= WHAT THE EXERCISE ASKS =
In the listing below, find every line with the string "capita" and pull it out.

########################################

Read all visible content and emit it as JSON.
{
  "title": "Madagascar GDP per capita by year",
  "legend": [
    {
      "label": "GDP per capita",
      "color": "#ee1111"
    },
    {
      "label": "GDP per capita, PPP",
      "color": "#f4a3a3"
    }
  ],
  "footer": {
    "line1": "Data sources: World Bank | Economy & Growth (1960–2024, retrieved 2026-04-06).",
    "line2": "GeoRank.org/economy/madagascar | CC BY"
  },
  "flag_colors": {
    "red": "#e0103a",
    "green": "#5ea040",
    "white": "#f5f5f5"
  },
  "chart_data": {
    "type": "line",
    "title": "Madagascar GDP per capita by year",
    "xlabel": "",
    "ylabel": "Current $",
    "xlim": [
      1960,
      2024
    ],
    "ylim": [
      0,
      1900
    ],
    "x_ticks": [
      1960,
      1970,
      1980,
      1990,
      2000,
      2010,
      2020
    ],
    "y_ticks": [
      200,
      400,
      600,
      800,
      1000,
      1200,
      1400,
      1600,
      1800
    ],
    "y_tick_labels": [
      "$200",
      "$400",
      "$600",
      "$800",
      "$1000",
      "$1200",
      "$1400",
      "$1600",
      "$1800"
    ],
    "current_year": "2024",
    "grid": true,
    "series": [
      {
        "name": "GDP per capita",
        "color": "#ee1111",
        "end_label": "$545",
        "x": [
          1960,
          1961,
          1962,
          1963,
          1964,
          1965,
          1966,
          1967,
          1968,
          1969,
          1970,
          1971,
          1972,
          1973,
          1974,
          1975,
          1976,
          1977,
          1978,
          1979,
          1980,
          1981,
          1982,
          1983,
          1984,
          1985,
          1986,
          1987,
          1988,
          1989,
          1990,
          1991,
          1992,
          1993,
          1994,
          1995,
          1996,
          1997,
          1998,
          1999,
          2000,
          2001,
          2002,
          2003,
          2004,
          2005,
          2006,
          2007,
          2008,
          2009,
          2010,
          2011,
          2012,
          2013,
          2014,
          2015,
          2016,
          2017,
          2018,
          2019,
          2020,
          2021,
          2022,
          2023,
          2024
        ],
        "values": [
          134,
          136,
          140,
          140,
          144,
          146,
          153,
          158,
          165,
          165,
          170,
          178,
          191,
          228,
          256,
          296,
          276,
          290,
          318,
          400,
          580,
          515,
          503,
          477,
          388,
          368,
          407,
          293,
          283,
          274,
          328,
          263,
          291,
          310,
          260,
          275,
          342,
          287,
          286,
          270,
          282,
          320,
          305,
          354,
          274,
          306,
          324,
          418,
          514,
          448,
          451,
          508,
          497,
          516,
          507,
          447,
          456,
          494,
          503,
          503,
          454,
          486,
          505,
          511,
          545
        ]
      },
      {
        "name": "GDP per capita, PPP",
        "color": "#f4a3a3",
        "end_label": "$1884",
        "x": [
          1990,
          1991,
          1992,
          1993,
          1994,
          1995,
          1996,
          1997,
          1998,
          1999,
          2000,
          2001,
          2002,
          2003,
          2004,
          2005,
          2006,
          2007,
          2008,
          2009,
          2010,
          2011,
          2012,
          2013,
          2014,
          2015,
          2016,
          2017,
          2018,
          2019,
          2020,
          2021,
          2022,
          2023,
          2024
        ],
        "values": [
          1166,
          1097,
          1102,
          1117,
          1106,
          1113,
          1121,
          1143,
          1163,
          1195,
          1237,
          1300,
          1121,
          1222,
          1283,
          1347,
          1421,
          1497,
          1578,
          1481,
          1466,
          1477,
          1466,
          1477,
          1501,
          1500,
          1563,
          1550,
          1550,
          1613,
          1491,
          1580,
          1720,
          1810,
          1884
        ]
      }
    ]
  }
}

########################################

= RESPONSE =
  "title": "Madagascar GDP per capita by year",
      "label": "GDP per capita",
      "label": "GDP per capita, PPP",
    "title": "Madagascar GDP per capita by year",
        "name": "GDP per capita",
        "name": "GDP per capita, PPP",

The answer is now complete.